EXERCISE REQUIREMENTS :: Copy out all the lines where "在职人员" shows up.
### AVAILABLE RECORDS
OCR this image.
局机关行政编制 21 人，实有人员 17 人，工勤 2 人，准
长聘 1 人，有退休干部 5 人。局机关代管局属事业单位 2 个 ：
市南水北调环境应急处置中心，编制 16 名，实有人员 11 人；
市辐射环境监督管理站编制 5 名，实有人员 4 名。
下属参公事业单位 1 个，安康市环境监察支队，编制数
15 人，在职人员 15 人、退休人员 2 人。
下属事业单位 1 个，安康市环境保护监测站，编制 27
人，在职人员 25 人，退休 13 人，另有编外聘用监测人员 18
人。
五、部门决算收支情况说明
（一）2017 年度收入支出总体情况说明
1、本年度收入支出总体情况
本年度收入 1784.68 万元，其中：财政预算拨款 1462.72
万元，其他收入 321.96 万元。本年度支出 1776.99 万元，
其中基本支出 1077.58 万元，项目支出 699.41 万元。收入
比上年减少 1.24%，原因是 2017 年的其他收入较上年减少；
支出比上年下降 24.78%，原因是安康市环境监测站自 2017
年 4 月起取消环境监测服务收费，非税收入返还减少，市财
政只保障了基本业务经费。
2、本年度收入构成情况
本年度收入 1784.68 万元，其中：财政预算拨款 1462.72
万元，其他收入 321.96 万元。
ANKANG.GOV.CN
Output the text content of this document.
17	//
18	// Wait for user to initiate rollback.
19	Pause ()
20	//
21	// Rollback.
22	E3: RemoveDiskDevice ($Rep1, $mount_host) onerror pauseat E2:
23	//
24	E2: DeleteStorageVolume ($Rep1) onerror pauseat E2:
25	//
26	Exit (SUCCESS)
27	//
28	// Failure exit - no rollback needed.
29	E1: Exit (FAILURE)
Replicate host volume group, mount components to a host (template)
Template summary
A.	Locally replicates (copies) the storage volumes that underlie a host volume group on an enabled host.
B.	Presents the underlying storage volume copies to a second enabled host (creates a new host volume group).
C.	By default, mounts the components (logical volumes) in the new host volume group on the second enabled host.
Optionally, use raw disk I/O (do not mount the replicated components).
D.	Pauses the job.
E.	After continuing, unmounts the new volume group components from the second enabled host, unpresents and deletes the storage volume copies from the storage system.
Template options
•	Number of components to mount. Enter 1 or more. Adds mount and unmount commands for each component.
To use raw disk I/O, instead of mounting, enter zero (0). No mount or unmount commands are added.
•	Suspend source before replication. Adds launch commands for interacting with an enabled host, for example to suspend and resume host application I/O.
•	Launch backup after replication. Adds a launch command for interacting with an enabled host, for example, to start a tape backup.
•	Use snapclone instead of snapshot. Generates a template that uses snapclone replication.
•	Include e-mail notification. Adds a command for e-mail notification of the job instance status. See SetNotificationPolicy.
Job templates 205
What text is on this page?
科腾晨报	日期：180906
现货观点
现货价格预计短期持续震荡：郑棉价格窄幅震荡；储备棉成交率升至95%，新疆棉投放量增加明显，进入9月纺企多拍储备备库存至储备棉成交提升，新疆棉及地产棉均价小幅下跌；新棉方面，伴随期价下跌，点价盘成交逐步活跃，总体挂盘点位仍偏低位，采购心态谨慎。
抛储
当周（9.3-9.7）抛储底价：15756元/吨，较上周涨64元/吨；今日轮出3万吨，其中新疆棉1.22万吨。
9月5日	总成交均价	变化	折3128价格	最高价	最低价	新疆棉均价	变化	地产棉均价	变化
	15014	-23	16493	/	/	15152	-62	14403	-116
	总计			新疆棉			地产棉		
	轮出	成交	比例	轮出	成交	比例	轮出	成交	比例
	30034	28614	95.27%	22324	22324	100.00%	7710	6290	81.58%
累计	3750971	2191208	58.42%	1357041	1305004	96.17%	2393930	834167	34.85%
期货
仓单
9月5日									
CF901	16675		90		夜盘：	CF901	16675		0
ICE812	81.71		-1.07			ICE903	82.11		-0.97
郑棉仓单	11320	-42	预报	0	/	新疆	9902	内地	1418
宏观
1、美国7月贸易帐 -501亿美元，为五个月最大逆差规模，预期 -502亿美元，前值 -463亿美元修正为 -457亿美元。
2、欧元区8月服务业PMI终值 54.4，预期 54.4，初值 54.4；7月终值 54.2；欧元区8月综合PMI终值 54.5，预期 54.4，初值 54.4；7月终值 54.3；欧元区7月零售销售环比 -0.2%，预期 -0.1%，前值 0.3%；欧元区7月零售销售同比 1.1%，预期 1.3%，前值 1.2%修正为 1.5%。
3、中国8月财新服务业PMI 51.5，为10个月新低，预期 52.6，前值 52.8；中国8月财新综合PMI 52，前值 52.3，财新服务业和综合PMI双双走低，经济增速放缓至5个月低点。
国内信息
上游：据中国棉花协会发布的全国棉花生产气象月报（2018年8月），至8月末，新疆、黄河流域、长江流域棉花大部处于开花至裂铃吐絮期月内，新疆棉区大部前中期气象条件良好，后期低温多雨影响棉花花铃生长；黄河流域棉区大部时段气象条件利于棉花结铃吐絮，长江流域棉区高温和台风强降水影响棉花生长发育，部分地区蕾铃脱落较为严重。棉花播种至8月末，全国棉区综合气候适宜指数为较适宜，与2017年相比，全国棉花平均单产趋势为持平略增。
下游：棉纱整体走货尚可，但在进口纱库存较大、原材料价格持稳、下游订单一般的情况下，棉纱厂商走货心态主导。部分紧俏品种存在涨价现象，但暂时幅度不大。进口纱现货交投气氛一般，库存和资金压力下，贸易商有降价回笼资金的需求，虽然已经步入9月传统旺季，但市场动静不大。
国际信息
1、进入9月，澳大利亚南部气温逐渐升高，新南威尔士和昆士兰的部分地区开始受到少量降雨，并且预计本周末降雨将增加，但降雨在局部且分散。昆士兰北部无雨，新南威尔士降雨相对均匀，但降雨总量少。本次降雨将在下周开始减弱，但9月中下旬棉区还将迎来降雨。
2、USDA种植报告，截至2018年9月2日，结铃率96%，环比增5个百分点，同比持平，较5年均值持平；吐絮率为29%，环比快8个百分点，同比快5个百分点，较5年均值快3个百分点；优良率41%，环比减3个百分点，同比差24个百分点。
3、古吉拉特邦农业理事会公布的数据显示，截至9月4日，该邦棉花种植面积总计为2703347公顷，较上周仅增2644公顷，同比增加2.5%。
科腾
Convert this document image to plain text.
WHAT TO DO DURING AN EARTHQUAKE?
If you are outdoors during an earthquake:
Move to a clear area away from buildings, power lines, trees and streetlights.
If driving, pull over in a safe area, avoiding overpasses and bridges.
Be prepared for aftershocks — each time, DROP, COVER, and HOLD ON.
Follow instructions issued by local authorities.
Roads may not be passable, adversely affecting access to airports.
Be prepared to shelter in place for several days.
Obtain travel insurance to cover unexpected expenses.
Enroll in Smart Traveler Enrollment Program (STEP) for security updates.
######
RESPONSE BELOW ::
15 人，在职人员 15 人、退休人员 2 人。
人，在职人员 25 人，退休 13 人，另有编外聘用监测人员 18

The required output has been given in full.